_Your objective_.
Write the listing out again, all of it, word for word.

_Dataset records_.
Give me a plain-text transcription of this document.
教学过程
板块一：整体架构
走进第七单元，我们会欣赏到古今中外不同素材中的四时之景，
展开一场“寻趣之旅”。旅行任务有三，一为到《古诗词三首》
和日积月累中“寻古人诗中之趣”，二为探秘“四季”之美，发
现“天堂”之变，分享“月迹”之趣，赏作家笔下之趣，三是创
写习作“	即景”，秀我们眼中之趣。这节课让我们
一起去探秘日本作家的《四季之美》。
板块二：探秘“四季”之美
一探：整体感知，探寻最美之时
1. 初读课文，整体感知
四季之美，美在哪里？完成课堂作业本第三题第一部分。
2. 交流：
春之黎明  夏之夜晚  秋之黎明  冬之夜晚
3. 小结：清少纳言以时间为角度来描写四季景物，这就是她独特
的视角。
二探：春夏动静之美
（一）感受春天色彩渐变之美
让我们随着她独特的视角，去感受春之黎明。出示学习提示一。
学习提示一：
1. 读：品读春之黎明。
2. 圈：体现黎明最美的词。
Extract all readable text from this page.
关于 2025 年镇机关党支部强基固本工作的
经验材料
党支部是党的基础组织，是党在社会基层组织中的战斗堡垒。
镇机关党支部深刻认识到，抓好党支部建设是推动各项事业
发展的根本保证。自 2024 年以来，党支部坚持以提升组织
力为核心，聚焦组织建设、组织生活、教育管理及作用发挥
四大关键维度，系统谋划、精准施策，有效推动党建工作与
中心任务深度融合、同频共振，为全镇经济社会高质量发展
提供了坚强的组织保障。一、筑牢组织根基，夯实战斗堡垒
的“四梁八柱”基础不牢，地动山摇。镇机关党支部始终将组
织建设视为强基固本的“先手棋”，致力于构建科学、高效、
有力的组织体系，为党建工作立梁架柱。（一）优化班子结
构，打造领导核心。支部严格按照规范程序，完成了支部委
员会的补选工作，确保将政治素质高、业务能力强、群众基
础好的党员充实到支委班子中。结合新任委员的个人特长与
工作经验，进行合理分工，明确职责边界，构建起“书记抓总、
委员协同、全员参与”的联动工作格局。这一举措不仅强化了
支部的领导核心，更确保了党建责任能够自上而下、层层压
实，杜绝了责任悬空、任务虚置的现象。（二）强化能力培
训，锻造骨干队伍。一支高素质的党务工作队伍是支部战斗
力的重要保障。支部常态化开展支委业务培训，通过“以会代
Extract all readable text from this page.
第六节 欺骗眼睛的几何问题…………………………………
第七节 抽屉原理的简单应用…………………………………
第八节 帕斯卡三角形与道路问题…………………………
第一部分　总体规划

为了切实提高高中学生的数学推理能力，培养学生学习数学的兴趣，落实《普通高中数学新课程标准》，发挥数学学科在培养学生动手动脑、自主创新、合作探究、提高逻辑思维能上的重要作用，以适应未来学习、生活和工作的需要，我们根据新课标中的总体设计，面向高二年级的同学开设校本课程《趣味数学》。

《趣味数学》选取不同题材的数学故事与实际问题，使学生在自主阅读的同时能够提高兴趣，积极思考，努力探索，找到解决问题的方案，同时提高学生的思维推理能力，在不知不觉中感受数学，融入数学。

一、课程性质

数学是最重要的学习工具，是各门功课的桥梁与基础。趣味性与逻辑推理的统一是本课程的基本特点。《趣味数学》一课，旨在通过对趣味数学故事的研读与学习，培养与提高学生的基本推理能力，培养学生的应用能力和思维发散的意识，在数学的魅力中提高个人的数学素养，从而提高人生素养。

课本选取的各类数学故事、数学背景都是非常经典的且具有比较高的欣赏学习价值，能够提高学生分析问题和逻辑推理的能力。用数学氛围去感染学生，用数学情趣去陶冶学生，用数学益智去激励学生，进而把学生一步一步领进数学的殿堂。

_Problem solution_.
Give me a plain-text transcription of this document.
教学过程
板块一：整体架构
走进第七单元，我们会欣赏到古今中外不同素材中的四时之景，
展开一场“寻趣之旅”。旅行任务有三，一为到《古诗词三首》
和日积月累中“寻古人诗中之趣”，二为探秘“四季”之美，发
现“天堂”之变，分享“月迹”之趣，赏作家笔下之趣，三是创
写习作“	即景”，秀我们眼中之趣。这节课让我们
一起去探秘日本作家的《四季之美》。
板块二：探秘“四季”之美
一探：整体感知，探寻最美之时
1. 初读课文，整体感知
四季之美，美在哪里？完成课堂作业本第三题第一部分。
2. 交流：
春之黎明  夏之夜晚  秋之黎明  冬之夜晚
3. 小结：清少纳言以时间为角度来描写四季景物，这就是她独特
的视角。
二探：春夏动静之美
（一）感受春天色彩渐变之美
让我们随着她独特的视角，去感受春之黎明。出示学习提示一。
学习提示一：
1. 读：品读春之黎明。
2. 圈：体现黎明最美的词。
Extract all readable text from this page.
关于 2025 年镇机关党支部强基固本工作的
经验材料
党支部是党的基础组织，是党在社会基层组织中的战斗堡垒。
镇机关党支部深刻认识到，抓好党支部建设是推动各项事业
发展的根本保证。自 2024 年以来，党支部坚持以提升组织
力为核心，聚焦组织建设、组织生活、教育管理及作用发挥
四大关键维度，系统谋划、精准施策，有效推动党建工作与
中心任务深度融合、同频共振，为全镇经济社会高质量发展
提供了坚强的组织保障。一、筑牢组织根基，夯实战斗堡垒
的“四梁八柱”基础不牢，地动山摇。镇机关党支部始终将组
织建设视为强基固本的“先手棋”，致力于构建科学、高效、
有力的组织体系，为党建工作立梁架柱。（一）优化班子结
构，打造领导核心。支部严格按照规范程序，完成了支部委
员会的补选工作，确保将政治素质高、业务能力强、群众基
础好的党员充实到支委班子中。结合新任委员的个人特长与
工作经验，进行合理分工，明确职责边界，构建起“书记抓总、
委员协同、全员参与”的联动工作格局。这一举措不仅强化了
支部的领导核心，更确保了党建责任能够自上而下、层层压
实，杜绝了责任悬空、任务虚置的现象。（二）强化能力培
训，锻造骨干队伍。一支高素质的党务工作队伍是支部战斗
力的重要保障。支部常态化开展支委业务培训，通过“以会代
Extract all readable text from this page.
第六节 欺骗眼睛的几何问题…………………………………
第七节 抽屉原理的简单应用…………………………………
第八节 帕斯卡三角形与道路问题…………………………
第一部分　总体规划

为了切实提高高中学生的数学推理能力，培养学生学习数学的兴趣，落实《普通高中数学新课程标准》，发挥数学学科在培养学生动手动脑、自主创新、合作探究、提高逻辑思维能上的重要作用，以适应未来学习、生活和工作的需要，我们根据新课标中的总体设计，面向高二年级的同学开设校本课程《趣味数学》。

《趣味数学》选取不同题材的数学故事与实际问题，使学生在自主阅读的同时能够提高兴趣，积极思考，努力探索，找到解决问题的方案，同时提高学生的思维推理能力，在不知不觉中感受数学，融入数学。

一、课程性质

数学是最重要的学习工具，是各门功课的桥梁与基础。趣味性与逻辑推理的统一是本课程的基本特点。《趣味数学》一课，旨在通过对趣味数学故事的研读与学习，培养与提高学生的基本推理能力，培养学生的应用能力和思维发散的意识，在数学的魅力中提高个人的数学素养，从而提高人生素养。

课本选取的各类数学故事、数学背景都是非常经典的且具有比较高的欣赏学习价值，能够提高学生分析问题和逻辑推理的能力。用数学氛围去感染学生，用数学情趣去陶冶学生，用数学益智去激励学生，进而把学生一步一步领进数学的殿堂。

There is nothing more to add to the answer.